Input for this task Start Marker
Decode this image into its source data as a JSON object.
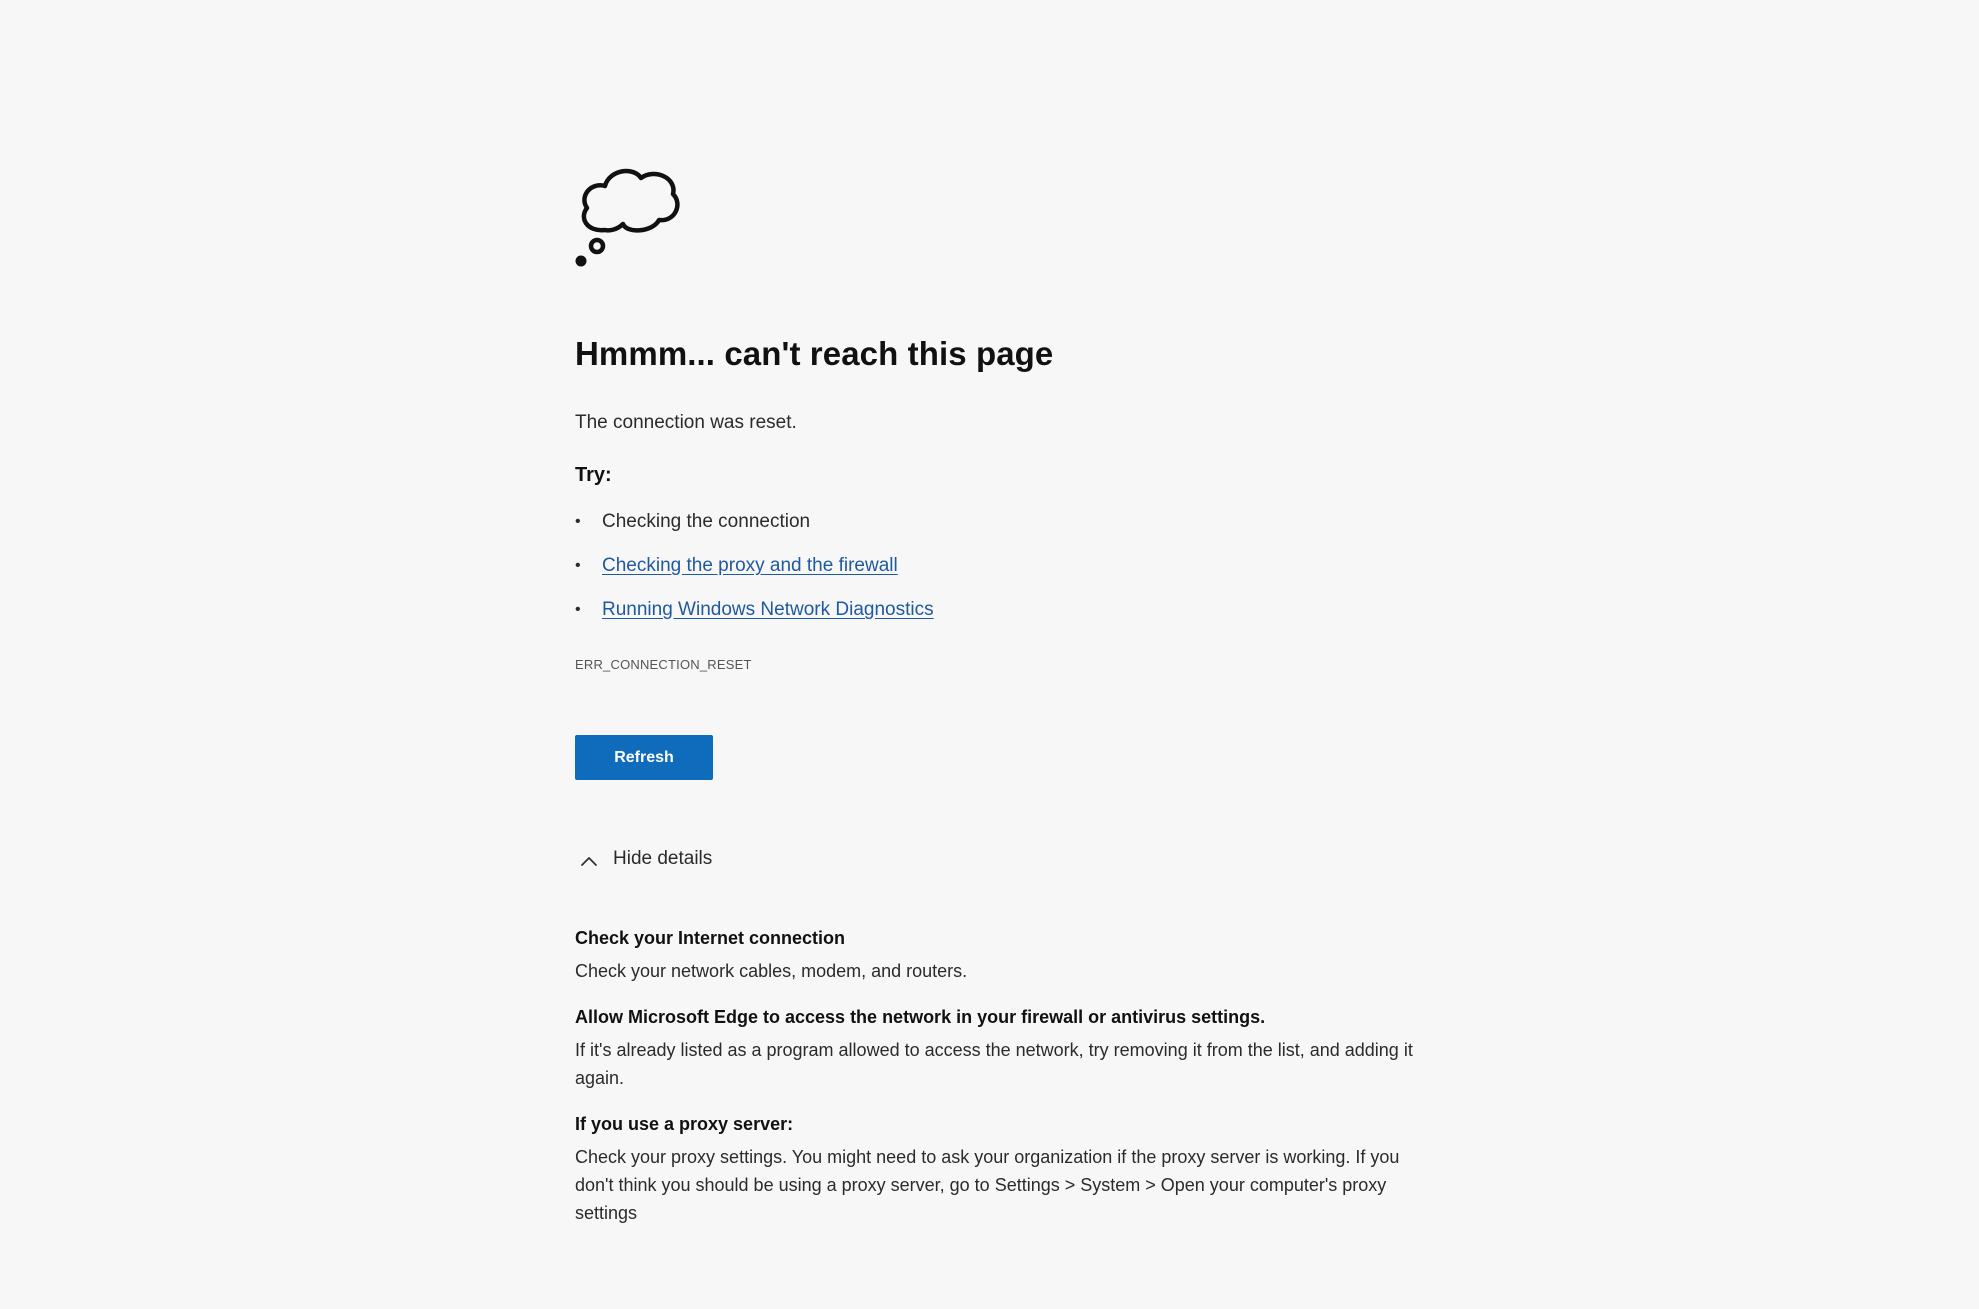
{
  "icon": "thought-bubble-icon",
  "title": "Hmmm... can't reach this page",
  "description": "The connection was reset.",
  "try_label": "Try:",
  "suggestions": [
    {
      "text": "Checking the connection",
      "link": false
    },
    {
      "text": "Checking the proxy and the firewall",
      "link": true
    },
    {
      "text": "Running Windows Network Diagnostics",
      "link": true
    }
  ],
  "error_code": "ERR_CONNECTION_RESET",
  "refresh_label": "Refresh",
  "details_toggle_label": "Hide details",
  "details": [
    {
      "heading": "Check your Internet connection",
      "body": "Check your network cables, modem, and routers."
    },
    {
      "heading": "Allow Microsoft Edge to access the network in your firewall or antivirus settings.",
      "body": "If it's already listed as a program allowed to access the network, try removing it from the list, and adding it again."
    },
    {
      "heading": "If you use a proxy server:",
      "body": "Check your proxy settings. You might need to ask your organization if the proxy server is working. If you don't think you should be using a proxy server, go to Settings > System > Open your computer's proxy settings"
    }
  ],
  "colors": {
    "background": "#f7f7f7",
    "button": "#0f6cbd",
    "link": "#1f5aa0"
  }
}
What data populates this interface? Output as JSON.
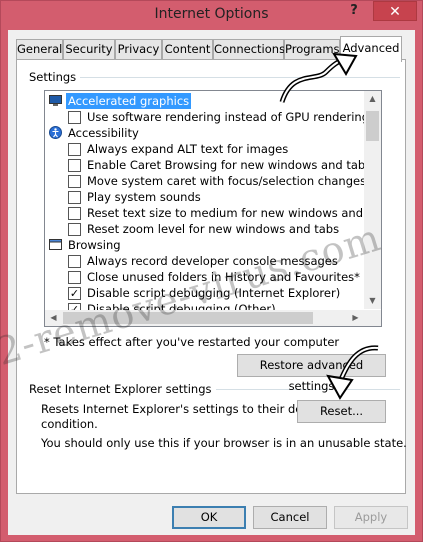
{
  "window": {
    "title": "Internet Options",
    "help": "?",
    "close": "✕"
  },
  "tabs": [
    {
      "label": "General"
    },
    {
      "label": "Security"
    },
    {
      "label": "Privacy"
    },
    {
      "label": "Content"
    },
    {
      "label": "Connections"
    },
    {
      "label": "Programs"
    },
    {
      "label": "Advanced"
    }
  ],
  "settings": {
    "group_label": "Settings",
    "items": [
      {
        "kind": "category",
        "icon": "monitor-icon",
        "label": "Accelerated graphics",
        "selected": true
      },
      {
        "kind": "checkbox",
        "label": "Use software rendering instead of GPU rendering*",
        "checked": false
      },
      {
        "kind": "category",
        "icon": "accessibility-icon",
        "label": "Accessibility"
      },
      {
        "kind": "checkbox",
        "label": "Always expand ALT text for images",
        "checked": false
      },
      {
        "kind": "checkbox",
        "label": "Enable Caret Browsing for new windows and tabs",
        "checked": false
      },
      {
        "kind": "checkbox",
        "label": "Move system caret with focus/selection changes",
        "checked": false
      },
      {
        "kind": "checkbox",
        "label": "Play system sounds",
        "checked": false
      },
      {
        "kind": "checkbox",
        "label": "Reset text size to medium for new windows and tabs",
        "checked": false
      },
      {
        "kind": "checkbox",
        "label": "Reset zoom level for new windows and tabs",
        "checked": false
      },
      {
        "kind": "category",
        "icon": "browsing-icon",
        "label": "Browsing"
      },
      {
        "kind": "checkbox",
        "label": "Always record developer console messages",
        "checked": false
      },
      {
        "kind": "checkbox",
        "label": "Close unused folders in History and Favourites*",
        "checked": false
      },
      {
        "kind": "checkbox",
        "label": "Disable script debugging (Internet Explorer)",
        "checked": true
      },
      {
        "kind": "checkbox",
        "label": "Disable script debugging (Other)",
        "checked": true
      }
    ],
    "note": "* Takes effect after you've restarted your computer",
    "restore_button": "Restore advanced settings"
  },
  "reset": {
    "group_label": "Reset Internet Explorer settings",
    "description_line1": "Resets Internet Explorer's settings to their default",
    "description_line2": "condition.",
    "warning": "You should only use this if your browser is in an unusable state.",
    "button": "Reset..."
  },
  "footer": {
    "ok": "OK",
    "cancel": "Cancel",
    "apply": "Apply"
  },
  "watermark": "2-remove-virus.com",
  "colors": {
    "frame": "#d35d6e",
    "selection": "#3399ff",
    "default_button_border": "#3c7fb1"
  }
}
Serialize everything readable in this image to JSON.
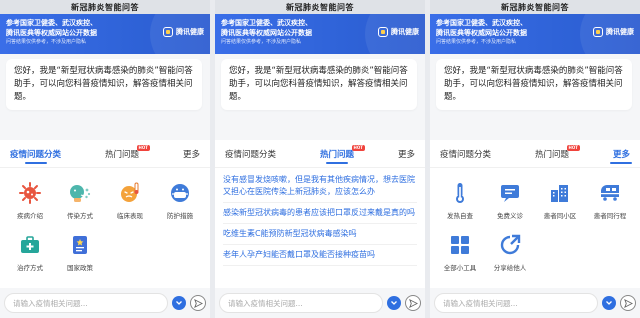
{
  "app_title": "新冠肺炎智能问答",
  "banner": {
    "line1": "参考国家卫健委、武汉疾控、",
    "line2": "腾讯医典等权威网站公开数据",
    "line3": "问答结果仅供参考，不涉及用户隐私",
    "brand": "腾讯健康"
  },
  "greeting": "您好，我是“新型冠状病毒感染的肺炎”智能问答助手，可以向您科普疫情知识，解答疫情相关问题。",
  "tabs": {
    "categories": "疫情问题分类",
    "hot": "热门问题",
    "hot_badge": "HOT",
    "more": "更多"
  },
  "categories": [
    {
      "label": "疾病介绍",
      "icon": "virus-icon"
    },
    {
      "label": "传染方式",
      "icon": "sneeze-icon"
    },
    {
      "label": "临床表现",
      "icon": "fever-face-icon"
    },
    {
      "label": "防护措施",
      "icon": "mask-icon"
    },
    {
      "label": "治疗方式",
      "icon": "medical-kit-icon"
    },
    {
      "label": "国家政策",
      "icon": "policy-document-icon"
    }
  ],
  "hot_questions": [
    "没有感冒发烧咳嗽，但是我有其他疾病情况，想去医院又担心在医院传染上新冠肺炎，应该怎么办",
    "感染新型冠状病毒的患者应该把口罩反过来戴是真的吗",
    "吃维生素C能预防新型冠状病毒感染吗",
    "老年人孕产妇能否戴口罩及能否接种疫苗吗"
  ],
  "more_tools": [
    {
      "label": "发热自查",
      "icon": "thermometer-icon"
    },
    {
      "label": "免费义诊",
      "icon": "chat-consult-icon"
    },
    {
      "label": "患者同小区",
      "icon": "community-buildings-icon"
    },
    {
      "label": "患者同行程",
      "icon": "train-icon"
    },
    {
      "label": "全部小工具",
      "icon": "grid-apps-icon"
    },
    {
      "label": "分享给他人",
      "icon": "share-icon"
    }
  ],
  "input": {
    "placeholder": "请输入疫情相关问题..."
  },
  "colors": {
    "accent": "#2f6fe0",
    "hot_badge": "#f0433c"
  }
}
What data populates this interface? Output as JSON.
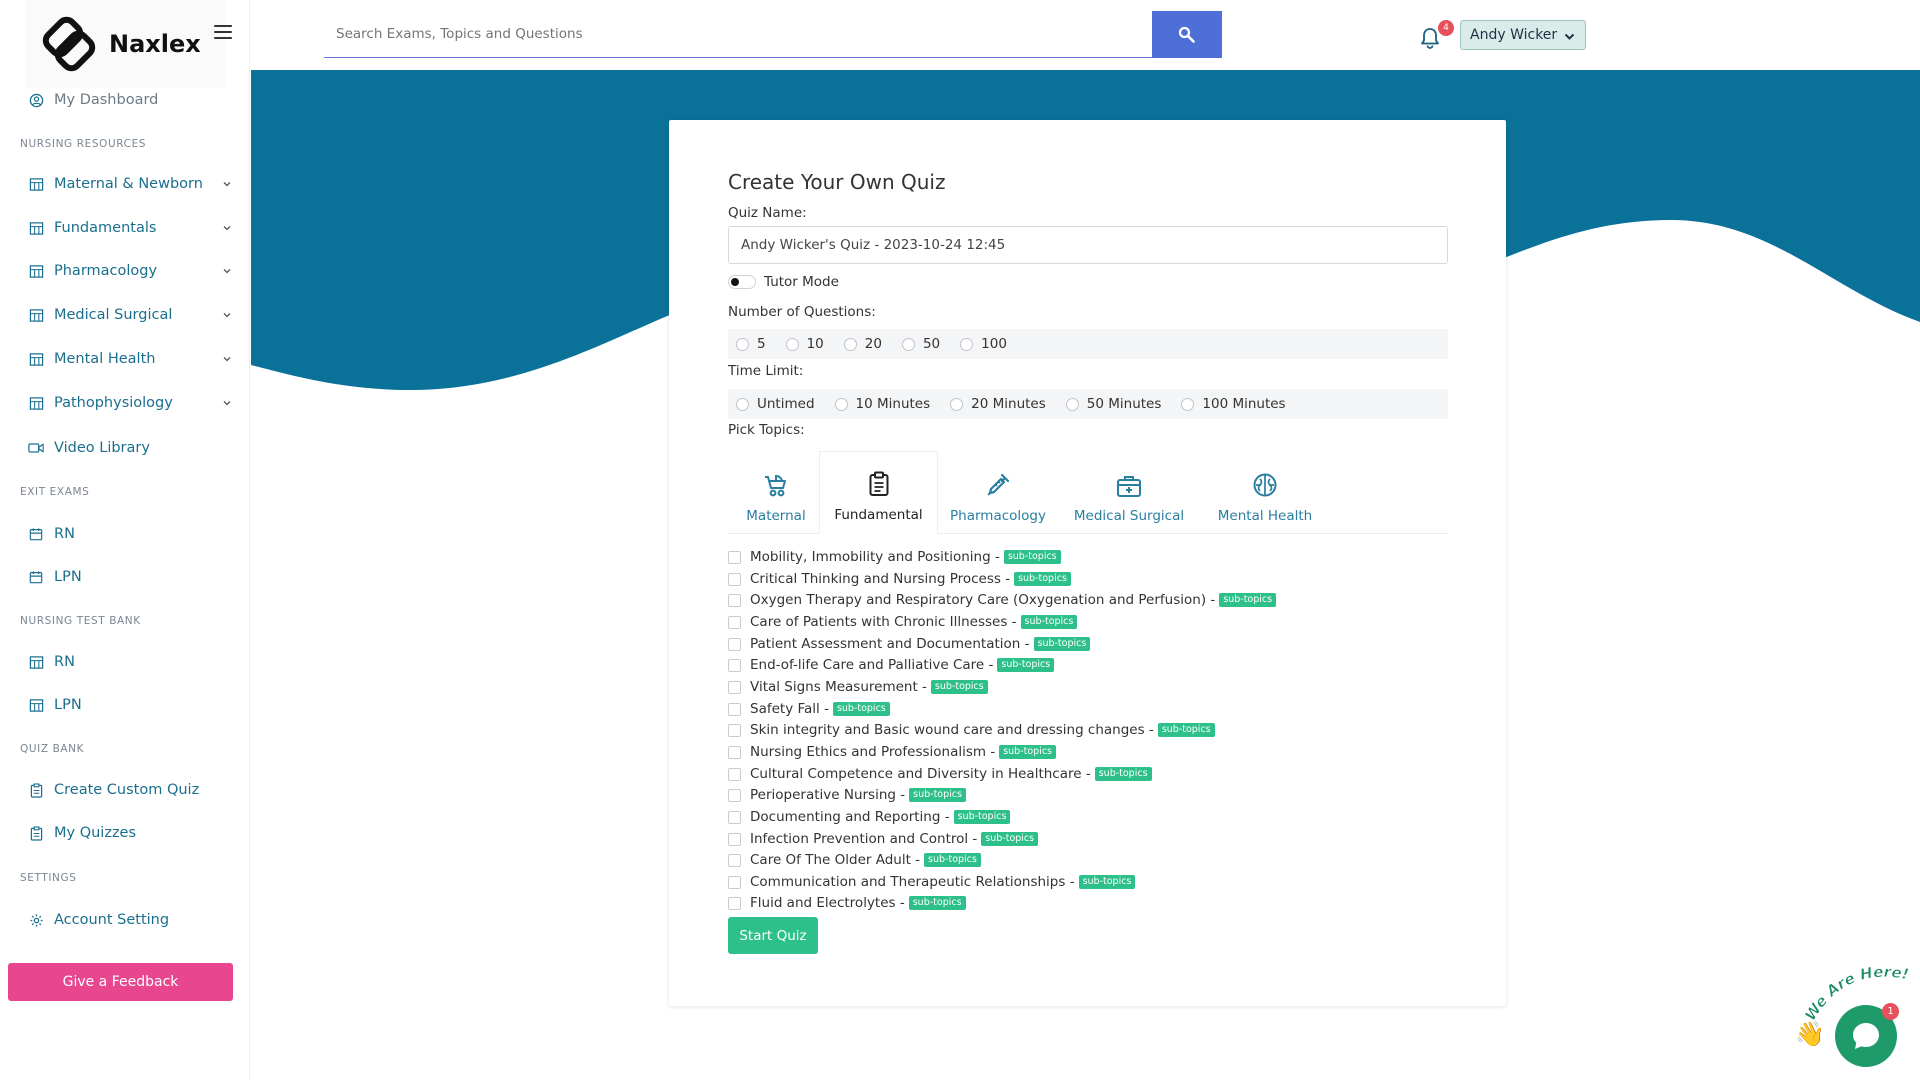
{
  "app": {
    "name": "Naxlex"
  },
  "sidebar": {
    "dashboard": "My Dashboard",
    "sections": {
      "nursing_resources": "NURSING RESOURCES",
      "exit_exams": "EXIT EXAMS",
      "nursing_test_bank": "NURSING TEST BANK",
      "quiz_bank": "QUIZ BANK",
      "settings": "SETTINGS"
    },
    "resources": [
      {
        "label": "Maternal & Newborn"
      },
      {
        "label": "Fundamentals"
      },
      {
        "label": "Pharmacology"
      },
      {
        "label": "Medical Surgical"
      },
      {
        "label": "Mental Health"
      },
      {
        "label": "Pathophysiology"
      }
    ],
    "video_library": "Video Library",
    "exit_exams": [
      "RN",
      "LPN"
    ],
    "test_bank": [
      "RN",
      "LPN"
    ],
    "quiz_bank": [
      "Create Custom Quiz",
      "My Quizzes"
    ],
    "account_setting": "Account Setting",
    "feedback": "Give a Feedback"
  },
  "header": {
    "search_placeholder": "Search Exams, Topics and Questions",
    "notifications": "4",
    "user": "Andy Wicker"
  },
  "quiz": {
    "title": "Create Your Own Quiz",
    "name_label": "Quiz Name:",
    "name_value": "Andy Wicker's Quiz - 2023-10-24 12:45",
    "tutor_mode": "Tutor Mode",
    "num_questions_label": "Number of Questions:",
    "num_questions": [
      "5",
      "10",
      "20",
      "50",
      "100"
    ],
    "time_limit_label": "Time Limit:",
    "time_limits": [
      "Untimed",
      "10 Minutes",
      "20 Minutes",
      "50 Minutes",
      "100 Minutes"
    ],
    "pick_topics_label": "Pick Topics:",
    "tabs": [
      "Maternal",
      "Fundamental",
      "Pharmacology",
      "Medical Surgical",
      "Mental Health"
    ],
    "active_tab": "Fundamental",
    "badge": "sub-topics",
    "topics": [
      "Mobility, Immobility and Positioning -",
      "Critical Thinking and Nursing Process -",
      "Oxygen Therapy and Respiratory Care (Oxygenation and Perfusion) -",
      "Care of Patients with Chronic Illnesses -",
      "Patient Assessment and Documentation -",
      "End-of-life Care and Palliative Care -",
      "Vital Signs Measurement -",
      "Safety Fall -",
      "Skin integrity and Basic wound care and dressing changes -",
      "Nursing Ethics and Professionalism -",
      "Cultural Competence and Diversity in Healthcare -",
      "Perioperative Nursing -",
      "Documenting and Reporting -",
      "Infection Prevention and Control -",
      "Care Of The Older Adult -",
      "Communication and Therapeutic Relationships -",
      "Fluid and Electrolytes -"
    ],
    "start_button": "Start Quiz"
  },
  "chat": {
    "tagline": "We Are Here!",
    "unread": "1"
  },
  "colors": {
    "teal": "#0a7199",
    "green": "#2ec08a",
    "pink": "#e8468f",
    "blue": "#4e6ed8"
  }
}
Input for this task End Marker
» **Work required**
Show every line above in which the word "body" appears.

» **Completed task**
      "body": "Check your network cables, modem, and routers."
      "body": "If it's already listed as a program allowed to access the network, try removing it from the list, and adding it again."
      "body": "Check your proxy settings. You might need to ask your organization if the proxy server is working. If you don't think you should be using a proxy server, go to Settings > System > Open your computer's proxy settings"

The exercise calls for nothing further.